═══ EXERCISE MATERIALS ═══

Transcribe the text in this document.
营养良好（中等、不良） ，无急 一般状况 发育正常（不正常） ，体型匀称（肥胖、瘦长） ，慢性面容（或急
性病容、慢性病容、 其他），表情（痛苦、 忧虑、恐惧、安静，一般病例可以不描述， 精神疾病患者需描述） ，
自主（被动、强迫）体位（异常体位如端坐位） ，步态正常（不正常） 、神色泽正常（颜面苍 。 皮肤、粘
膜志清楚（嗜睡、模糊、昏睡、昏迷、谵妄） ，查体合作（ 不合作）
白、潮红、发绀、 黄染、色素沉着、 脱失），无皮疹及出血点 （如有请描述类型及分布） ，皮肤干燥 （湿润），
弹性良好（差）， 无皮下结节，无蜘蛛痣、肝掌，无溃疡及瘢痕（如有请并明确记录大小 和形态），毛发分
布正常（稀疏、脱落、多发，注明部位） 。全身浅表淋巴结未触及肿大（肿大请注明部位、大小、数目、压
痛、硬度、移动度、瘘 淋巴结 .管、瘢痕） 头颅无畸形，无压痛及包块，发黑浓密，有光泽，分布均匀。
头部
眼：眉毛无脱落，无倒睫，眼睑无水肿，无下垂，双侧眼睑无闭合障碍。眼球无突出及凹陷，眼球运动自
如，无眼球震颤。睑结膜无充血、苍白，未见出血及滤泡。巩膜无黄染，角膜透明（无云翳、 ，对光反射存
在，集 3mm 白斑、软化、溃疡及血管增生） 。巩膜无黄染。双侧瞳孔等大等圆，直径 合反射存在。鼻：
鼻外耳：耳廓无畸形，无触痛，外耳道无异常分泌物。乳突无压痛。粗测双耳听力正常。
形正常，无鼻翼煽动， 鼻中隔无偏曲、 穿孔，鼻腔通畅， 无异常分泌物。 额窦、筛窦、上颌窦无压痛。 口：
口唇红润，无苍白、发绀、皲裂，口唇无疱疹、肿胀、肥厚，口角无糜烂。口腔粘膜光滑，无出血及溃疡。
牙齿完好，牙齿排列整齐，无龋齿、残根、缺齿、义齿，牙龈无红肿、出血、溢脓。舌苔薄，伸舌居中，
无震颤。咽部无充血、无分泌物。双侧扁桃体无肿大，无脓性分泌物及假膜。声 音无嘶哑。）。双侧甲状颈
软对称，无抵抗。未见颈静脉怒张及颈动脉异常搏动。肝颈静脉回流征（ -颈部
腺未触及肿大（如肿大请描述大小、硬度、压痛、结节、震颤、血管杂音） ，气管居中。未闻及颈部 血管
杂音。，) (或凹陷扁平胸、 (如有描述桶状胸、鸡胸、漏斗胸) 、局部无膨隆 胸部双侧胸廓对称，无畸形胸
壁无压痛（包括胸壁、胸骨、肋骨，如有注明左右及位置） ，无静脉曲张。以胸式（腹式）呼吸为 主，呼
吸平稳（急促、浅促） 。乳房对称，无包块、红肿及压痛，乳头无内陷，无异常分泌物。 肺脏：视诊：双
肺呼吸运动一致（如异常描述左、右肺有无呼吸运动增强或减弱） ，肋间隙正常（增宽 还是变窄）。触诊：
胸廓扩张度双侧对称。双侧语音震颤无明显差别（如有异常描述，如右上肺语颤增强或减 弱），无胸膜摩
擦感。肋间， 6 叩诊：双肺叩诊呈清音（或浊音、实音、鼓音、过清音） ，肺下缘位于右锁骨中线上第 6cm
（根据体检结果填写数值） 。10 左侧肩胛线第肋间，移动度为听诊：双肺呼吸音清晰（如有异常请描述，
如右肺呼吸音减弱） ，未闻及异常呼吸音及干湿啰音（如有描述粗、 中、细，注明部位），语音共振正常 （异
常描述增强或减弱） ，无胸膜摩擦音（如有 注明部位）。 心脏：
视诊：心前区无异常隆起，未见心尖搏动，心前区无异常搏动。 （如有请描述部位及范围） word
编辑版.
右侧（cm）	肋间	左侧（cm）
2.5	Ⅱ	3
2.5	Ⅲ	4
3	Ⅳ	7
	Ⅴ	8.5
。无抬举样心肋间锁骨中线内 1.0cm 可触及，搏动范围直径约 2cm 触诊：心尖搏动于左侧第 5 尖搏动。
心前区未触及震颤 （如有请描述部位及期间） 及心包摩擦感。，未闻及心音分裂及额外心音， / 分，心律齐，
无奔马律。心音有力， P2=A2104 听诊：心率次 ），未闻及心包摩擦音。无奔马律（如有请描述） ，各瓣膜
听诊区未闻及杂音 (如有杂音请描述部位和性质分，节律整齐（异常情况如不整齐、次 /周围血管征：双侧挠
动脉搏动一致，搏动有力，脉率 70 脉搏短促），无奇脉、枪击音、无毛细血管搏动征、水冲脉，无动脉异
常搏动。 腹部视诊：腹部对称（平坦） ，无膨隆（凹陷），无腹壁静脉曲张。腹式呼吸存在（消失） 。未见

═══

EXERCISE GOAL:
Each line in the listing above that contains "巩膜无黄染" should be copied.

RESPONSE BELOW:
如，无眼球震颤。睑结膜无充血、苍白，未见出血及滤泡。巩膜无黄染，角膜透明（无云翳、 ，对光反射存
在，集 3mm 白斑、软化、溃疡及血管增生） 。巩膜无黄染。双侧瞳孔等大等圆，直径 合反射存在。鼻：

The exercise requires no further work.